Written problem: Extract every line of the data below without changing a character, and leave out the pictures.

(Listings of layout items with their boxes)
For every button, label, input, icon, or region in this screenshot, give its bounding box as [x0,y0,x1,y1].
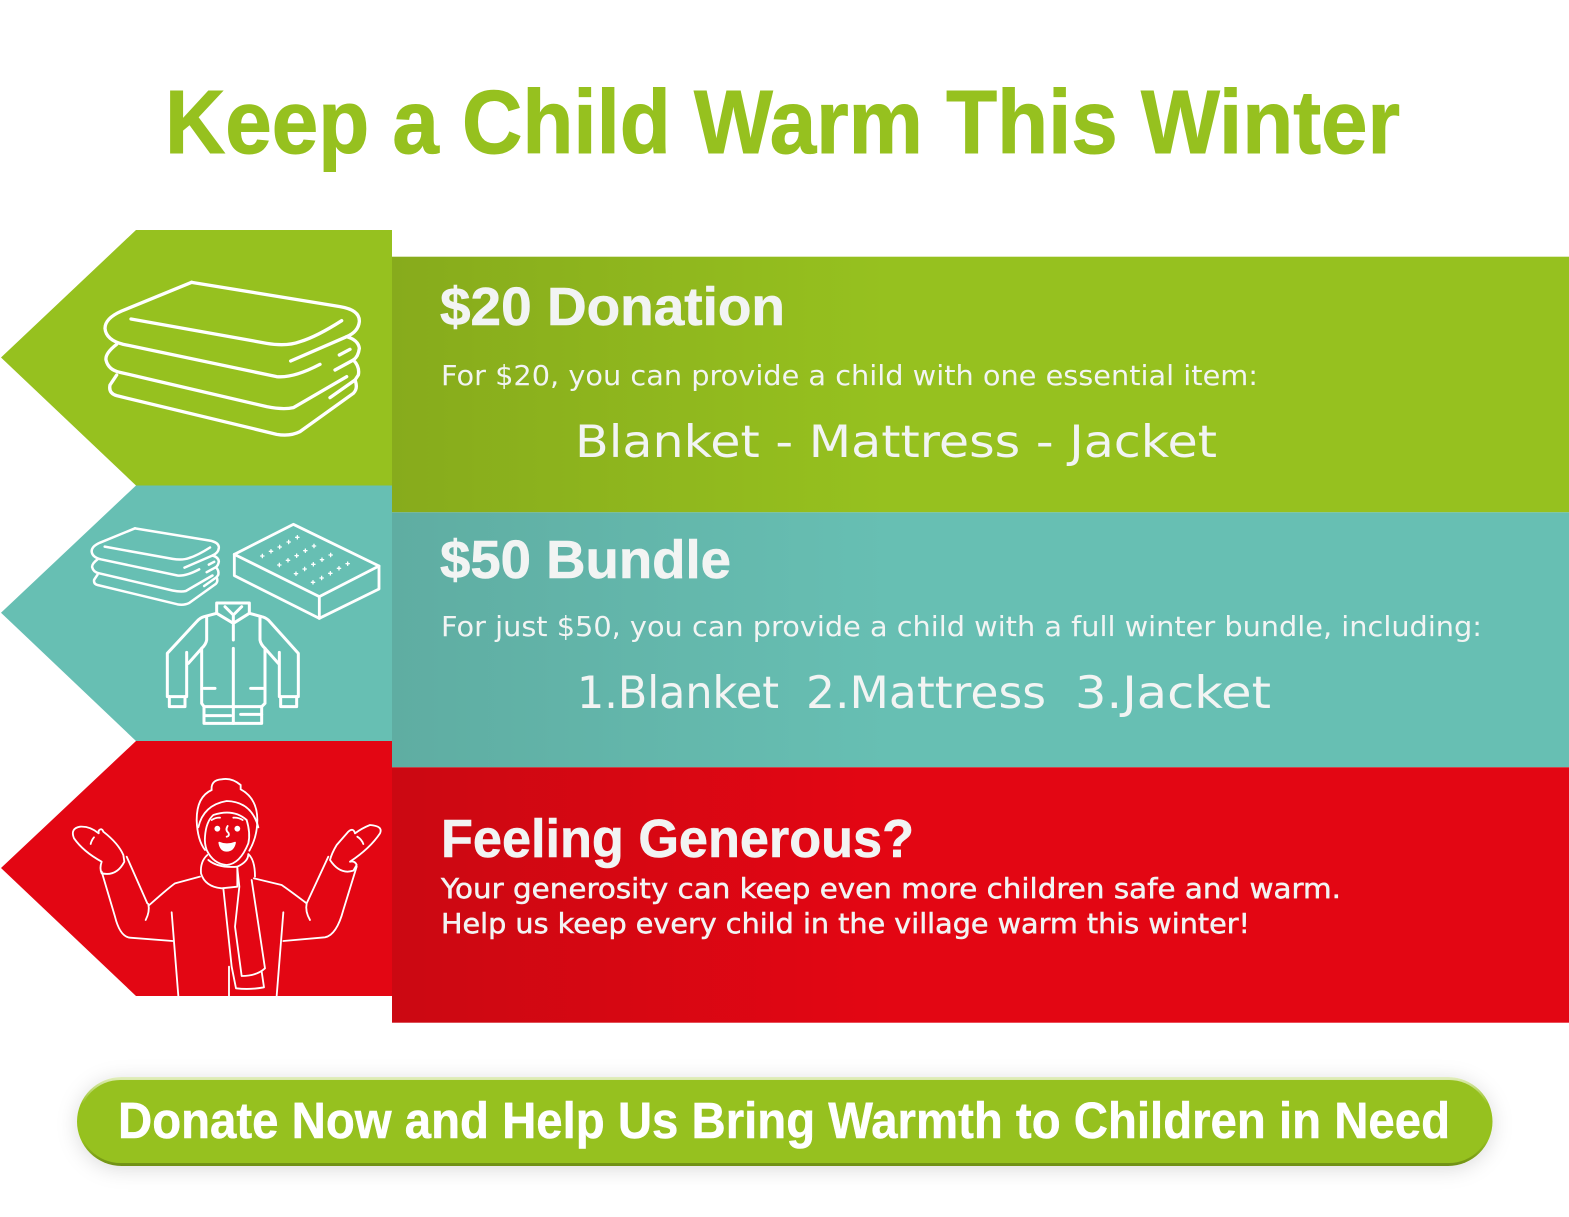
button: donate now: Donate Now and Help Us Bring Warmth to Children in Need [118,1092,1450,1149]
arrow: $50 bundle [1,486,392,741]
text: $50 description: For just $50, you can provide a child with a full winter bundle, including: [441,611,1482,643]
text: $50 item list [577,668,1271,719]
text: $50 item list: 2.Mattress [806,668,1046,719]
mittens [73,827,124,874]
text: $20 items: Blanket - Mattress - Jacket [575,417,1217,468]
icon: mattress [234,524,379,618]
body [127,857,200,905]
icon: folded blankets [105,282,359,435]
button: donate now [77,1077,1492,1166]
arrow: $20 donation [1,230,392,486]
heading: feeling generous: Feeling Generous? [441,809,914,869]
text: generosity line two: Help us keep every child in the village warm this winter! [441,908,1250,940]
band: $20 donation [392,257,1569,512]
face [205,813,249,865]
panel: $50 bundle [1,486,1569,767]
icon: small blankets [92,528,219,605]
icon: jacket [167,603,298,723]
band: $50 bundle [392,512,1569,767]
icon: blankets, mattress and jacket [92,524,379,723]
title: Keep a Child Warm This Winter [165,73,1400,173]
text: $50 item list: 1.Blanket [577,668,779,719]
heading: $50 bundle: $50 Bundle [440,530,731,590]
icon: person in winter clothes shrugging [73,779,381,996]
text: $20 description: For $20, you can provide a child with one essential item: [441,360,1258,392]
text: $50 item list: 3.Jacket [1075,668,1271,719]
heading: $20 donation: $20 Donation [440,277,785,337]
text: generosity line one: Your generosity can keep even more children safe and warm. [440,873,1341,905]
band: feeling generous [392,767,1569,1023]
panel: $20 donation [1,230,1569,512]
scarf [201,855,237,888]
panel: feeling generous [1,741,1569,1023]
arrow: feeling generous [1,741,392,996]
hat [197,779,257,851]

Exercise output:
For every button, label, input, icon, or region in this screenshot, give its bounding box as [x0,y0,x1,y1].
button: donate now: Donate Now and Help Us Bring Warmth to Children in Need [118,1092,1450,1149]
arrow: $50 bundle [1,486,392,741]
text: $50 description: For just $50, you can provide a child with a full winter bundle, including: [441,611,1482,643]
text: $50 item list [577,668,1271,719]
text: $50 item list: 2.Mattress [806,668,1046,719]
mittens [73,827,124,874]
text: $20 items: Blanket - Mattress - Jacket [575,417,1217,468]
icon: mattress [234,524,379,618]
body [127,857,200,905]
icon: folded blankets [105,282,359,435]
button: donate now [77,1077,1492,1166]
arrow: $20 donation [1,230,392,486]
heading: feeling generous: Feeling Generous? [441,809,914,869]
text: generosity line two: Help us keep every child in the village warm this winter! [441,908,1250,940]
band: $20 donation [392,257,1569,512]
face [205,813,249,865]
panel: $50 bundle [1,486,1569,767]
icon: small blankets [92,528,219,605]
icon: jacket [167,603,298,723]
band: $50 bundle [392,512,1569,767]
icon: blankets, mattress and jacket [92,524,379,723]
title: Keep a Child Warm This Winter [165,73,1400,173]
text: $50 item list: 1.Blanket [577,668,779,719]
heading: $50 bundle: $50 Bundle [440,530,731,590]
icon: person in winter clothes shrugging [73,779,381,996]
text: $20 description: For $20, you can provide a child with one essential item: [441,360,1258,392]
text: $50 item list: 3.Jacket [1075,668,1271,719]
heading: $20 donation: $20 Donation [440,277,785,337]
text: generosity line one: Your generosity can keep even more children safe and warm. [440,873,1341,905]
band: feeling generous [392,767,1569,1023]
panel: $20 donation [1,230,1569,512]
scarf [201,855,237,888]
panel: feeling generous [1,741,1569,1023]
arrow: feeling generous [1,741,392,996]
hat [197,779,257,851]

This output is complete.